### INSTRUCTIONS FOR THE TASK
Write everything from the start of the listing below down through the line containing "- paragraph: Данные" as a JSON list of strings, one string per line and skipping blank lines.

(Spatial annotation entries)
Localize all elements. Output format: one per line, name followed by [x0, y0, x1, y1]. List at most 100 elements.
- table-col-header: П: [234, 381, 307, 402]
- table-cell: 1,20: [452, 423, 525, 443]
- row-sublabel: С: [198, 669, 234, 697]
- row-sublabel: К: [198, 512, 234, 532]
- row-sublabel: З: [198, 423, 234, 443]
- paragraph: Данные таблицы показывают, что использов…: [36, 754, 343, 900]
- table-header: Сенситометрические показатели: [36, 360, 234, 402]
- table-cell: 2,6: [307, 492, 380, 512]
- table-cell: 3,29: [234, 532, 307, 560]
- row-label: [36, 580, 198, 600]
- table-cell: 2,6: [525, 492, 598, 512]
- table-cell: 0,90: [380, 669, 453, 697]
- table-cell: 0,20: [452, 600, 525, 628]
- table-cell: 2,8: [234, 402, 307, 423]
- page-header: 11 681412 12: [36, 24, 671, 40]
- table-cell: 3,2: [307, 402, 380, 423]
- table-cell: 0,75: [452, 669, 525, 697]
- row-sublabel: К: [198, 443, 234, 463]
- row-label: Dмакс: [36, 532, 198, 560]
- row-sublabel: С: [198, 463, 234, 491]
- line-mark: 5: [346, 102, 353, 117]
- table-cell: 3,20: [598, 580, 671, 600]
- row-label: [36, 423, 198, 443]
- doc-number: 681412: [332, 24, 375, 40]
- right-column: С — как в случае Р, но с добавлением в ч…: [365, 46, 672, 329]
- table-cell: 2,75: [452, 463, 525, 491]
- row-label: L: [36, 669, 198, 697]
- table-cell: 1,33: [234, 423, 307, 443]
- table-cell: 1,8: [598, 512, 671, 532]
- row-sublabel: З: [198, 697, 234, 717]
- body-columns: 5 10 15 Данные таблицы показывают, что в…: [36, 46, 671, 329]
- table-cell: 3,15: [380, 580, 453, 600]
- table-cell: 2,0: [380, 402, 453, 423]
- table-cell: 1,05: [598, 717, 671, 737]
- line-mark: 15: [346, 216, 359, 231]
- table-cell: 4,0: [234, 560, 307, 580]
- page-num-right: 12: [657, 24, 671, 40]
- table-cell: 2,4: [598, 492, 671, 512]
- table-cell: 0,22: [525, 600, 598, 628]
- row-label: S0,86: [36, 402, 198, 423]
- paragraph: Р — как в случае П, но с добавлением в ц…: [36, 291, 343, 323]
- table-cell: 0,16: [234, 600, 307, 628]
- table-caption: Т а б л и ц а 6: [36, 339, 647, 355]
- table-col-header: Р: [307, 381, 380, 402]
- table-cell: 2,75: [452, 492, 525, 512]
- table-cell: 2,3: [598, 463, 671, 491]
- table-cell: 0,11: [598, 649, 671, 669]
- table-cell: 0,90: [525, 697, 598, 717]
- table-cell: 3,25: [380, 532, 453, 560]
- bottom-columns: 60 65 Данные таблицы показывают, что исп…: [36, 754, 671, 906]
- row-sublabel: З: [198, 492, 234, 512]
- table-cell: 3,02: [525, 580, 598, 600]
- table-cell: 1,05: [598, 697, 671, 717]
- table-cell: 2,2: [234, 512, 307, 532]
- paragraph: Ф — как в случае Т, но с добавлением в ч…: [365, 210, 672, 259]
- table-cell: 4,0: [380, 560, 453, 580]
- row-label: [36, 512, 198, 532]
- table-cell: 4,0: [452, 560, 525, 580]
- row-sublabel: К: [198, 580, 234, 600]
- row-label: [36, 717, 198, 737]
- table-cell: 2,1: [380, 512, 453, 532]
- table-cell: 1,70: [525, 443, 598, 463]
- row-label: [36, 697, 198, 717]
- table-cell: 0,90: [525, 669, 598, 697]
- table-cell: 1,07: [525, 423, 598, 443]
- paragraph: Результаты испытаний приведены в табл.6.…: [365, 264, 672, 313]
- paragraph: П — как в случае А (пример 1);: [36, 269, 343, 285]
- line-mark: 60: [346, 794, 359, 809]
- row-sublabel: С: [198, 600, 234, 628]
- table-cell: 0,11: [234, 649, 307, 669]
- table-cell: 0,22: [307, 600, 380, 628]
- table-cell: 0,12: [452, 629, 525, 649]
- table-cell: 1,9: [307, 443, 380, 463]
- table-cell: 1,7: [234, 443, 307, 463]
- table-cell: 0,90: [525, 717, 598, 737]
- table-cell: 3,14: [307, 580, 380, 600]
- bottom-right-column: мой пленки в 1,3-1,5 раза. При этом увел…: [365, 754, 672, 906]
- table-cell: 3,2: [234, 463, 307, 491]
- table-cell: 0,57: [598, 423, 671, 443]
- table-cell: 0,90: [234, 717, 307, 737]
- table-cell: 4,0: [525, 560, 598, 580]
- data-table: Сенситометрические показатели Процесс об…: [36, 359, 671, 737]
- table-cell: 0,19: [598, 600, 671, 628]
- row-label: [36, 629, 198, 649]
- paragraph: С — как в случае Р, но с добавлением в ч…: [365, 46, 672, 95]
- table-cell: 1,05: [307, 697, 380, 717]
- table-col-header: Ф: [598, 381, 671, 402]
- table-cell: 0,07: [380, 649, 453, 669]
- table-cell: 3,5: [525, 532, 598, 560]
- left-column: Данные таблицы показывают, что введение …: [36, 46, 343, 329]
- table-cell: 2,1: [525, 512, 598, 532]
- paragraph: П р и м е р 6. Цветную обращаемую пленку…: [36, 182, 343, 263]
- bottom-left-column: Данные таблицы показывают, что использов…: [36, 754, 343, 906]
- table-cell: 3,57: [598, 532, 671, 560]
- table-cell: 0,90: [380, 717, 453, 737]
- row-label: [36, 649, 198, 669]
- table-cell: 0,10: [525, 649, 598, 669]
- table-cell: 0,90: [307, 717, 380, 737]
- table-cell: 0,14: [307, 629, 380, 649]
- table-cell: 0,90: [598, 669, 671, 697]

### ANSWER TO THE TASK
[
  "Localize all elements. Output format: one per line, name followed by [x0, y0, x1, y1]. List at most 100 elements.",
  "- table-col-header: П: [234, 381, 307, 402]",
  "- table-cell: 1,20: [452, 423, 525, 443]",
  "- row-sublabel: С: [198, 669, 234, 697]",
  "- row-sublabel: К: [198, 512, 234, 532]",
  "- row-sublabel: З: [198, 423, 234, 443]",
  "- paragraph: Данные таблицы показывают, что использов…: [36, 754, 343, 900]"
]